### Requirements
Below is a block of data; give all of it again word for word.

### Material supplied
---------------
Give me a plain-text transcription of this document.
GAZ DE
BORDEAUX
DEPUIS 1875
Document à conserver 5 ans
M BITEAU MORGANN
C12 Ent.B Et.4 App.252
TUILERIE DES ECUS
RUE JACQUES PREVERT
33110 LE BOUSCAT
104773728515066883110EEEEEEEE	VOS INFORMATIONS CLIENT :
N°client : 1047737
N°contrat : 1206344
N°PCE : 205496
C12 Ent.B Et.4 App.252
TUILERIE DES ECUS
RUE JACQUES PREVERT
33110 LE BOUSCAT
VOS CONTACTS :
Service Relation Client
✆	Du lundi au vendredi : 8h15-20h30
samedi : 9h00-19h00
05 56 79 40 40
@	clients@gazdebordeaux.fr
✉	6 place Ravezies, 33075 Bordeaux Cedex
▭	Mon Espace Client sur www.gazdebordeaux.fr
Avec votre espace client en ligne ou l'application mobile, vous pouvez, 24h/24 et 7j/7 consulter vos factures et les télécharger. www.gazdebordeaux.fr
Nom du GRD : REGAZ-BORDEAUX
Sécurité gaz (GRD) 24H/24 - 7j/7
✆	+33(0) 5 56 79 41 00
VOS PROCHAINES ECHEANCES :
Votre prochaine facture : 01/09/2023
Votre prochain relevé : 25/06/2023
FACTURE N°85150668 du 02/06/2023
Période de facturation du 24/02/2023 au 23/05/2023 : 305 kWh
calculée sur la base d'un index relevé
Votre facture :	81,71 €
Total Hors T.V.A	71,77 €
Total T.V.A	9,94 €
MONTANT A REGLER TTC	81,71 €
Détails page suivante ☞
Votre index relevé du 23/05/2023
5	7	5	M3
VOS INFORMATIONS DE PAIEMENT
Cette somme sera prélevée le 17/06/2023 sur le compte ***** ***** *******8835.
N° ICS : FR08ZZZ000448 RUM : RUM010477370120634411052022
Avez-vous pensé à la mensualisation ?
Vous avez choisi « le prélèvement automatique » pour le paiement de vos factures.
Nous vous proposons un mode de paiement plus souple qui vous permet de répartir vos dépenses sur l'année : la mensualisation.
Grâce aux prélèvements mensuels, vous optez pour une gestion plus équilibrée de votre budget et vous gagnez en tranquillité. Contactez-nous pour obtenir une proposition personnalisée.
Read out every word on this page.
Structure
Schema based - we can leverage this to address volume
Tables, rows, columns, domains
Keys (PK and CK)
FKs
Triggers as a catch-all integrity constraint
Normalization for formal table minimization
---------------
### Response
Give me a plain-text transcription of this document.
GAZ DE
BORDEAUX
DEPUIS 1875
Document à conserver 5 ans
M BITEAU MORGANN
C12 Ent.B Et.4 App.252
TUILERIE DES ECUS
RUE JACQUES PREVERT
33110 LE BOUSCAT
104773728515066883110EEEEEEEE	VOS INFORMATIONS CLIENT :
N°client : 1047737
N°contrat : 1206344
N°PCE : 205496
C12 Ent.B Et.4 App.252
TUILERIE DES ECUS
RUE JACQUES PREVERT
33110 LE BOUSCAT
VOS CONTACTS :
Service Relation Client
✆	Du lundi au vendredi : 8h15-20h30
samedi : 9h00-19h00
05 56 79 40 40
@	clients@gazdebordeaux.fr
✉	6 place Ravezies, 33075 Bordeaux Cedex
▭	Mon Espace Client sur www.gazdebordeaux.fr
Avec votre espace client en ligne ou l'application mobile, vous pouvez, 24h/24 et 7j/7 consulter vos factures et les télécharger. www.gazdebordeaux.fr
Nom du GRD : REGAZ-BORDEAUX
Sécurité gaz (GRD) 24H/24 - 7j/7
✆	+33(0) 5 56 79 41 00
VOS PROCHAINES ECHEANCES :
Votre prochaine facture : 01/09/2023
Votre prochain relevé : 25/06/2023
FACTURE N°85150668 du 02/06/2023
Période de facturation du 24/02/2023 au 23/05/2023 : 305 kWh
calculée sur la base d'un index relevé
Votre facture :	81,71 €
Total Hors T.V.A	71,77 €
Total T.V.A	9,94 €
MONTANT A REGLER TTC	81,71 €
Détails page suivante ☞
Votre index relevé du 23/05/2023
5	7	5	M3
VOS INFORMATIONS DE PAIEMENT
Cette somme sera prélevée le 17/06/2023 sur le compte ***** ***** *******8835.
N° ICS : FR08ZZZ000448 RUM : RUM010477370120634411052022
Avez-vous pensé à la mensualisation ?
Vous avez choisi « le prélèvement automatique » pour le paiement de vos factures.
Nous vous proposons un mode de paiement plus souple qui vous permet de répartir vos dépenses sur l'année : la mensualisation.
Grâce aux prélèvements mensuels, vous optez pour une gestion plus équilibrée de votre budget et vous gagnez en tranquillité. Contactez-nous pour obtenir une proposition personnalisée.
Read out every word on this page.
Structure
Schema based - we can leverage this to address volume
Tables, rows, columns, domains
Keys (PK and CK)
FKs
Triggers as a catch-all integrity constraint
Normalization for formal table minimization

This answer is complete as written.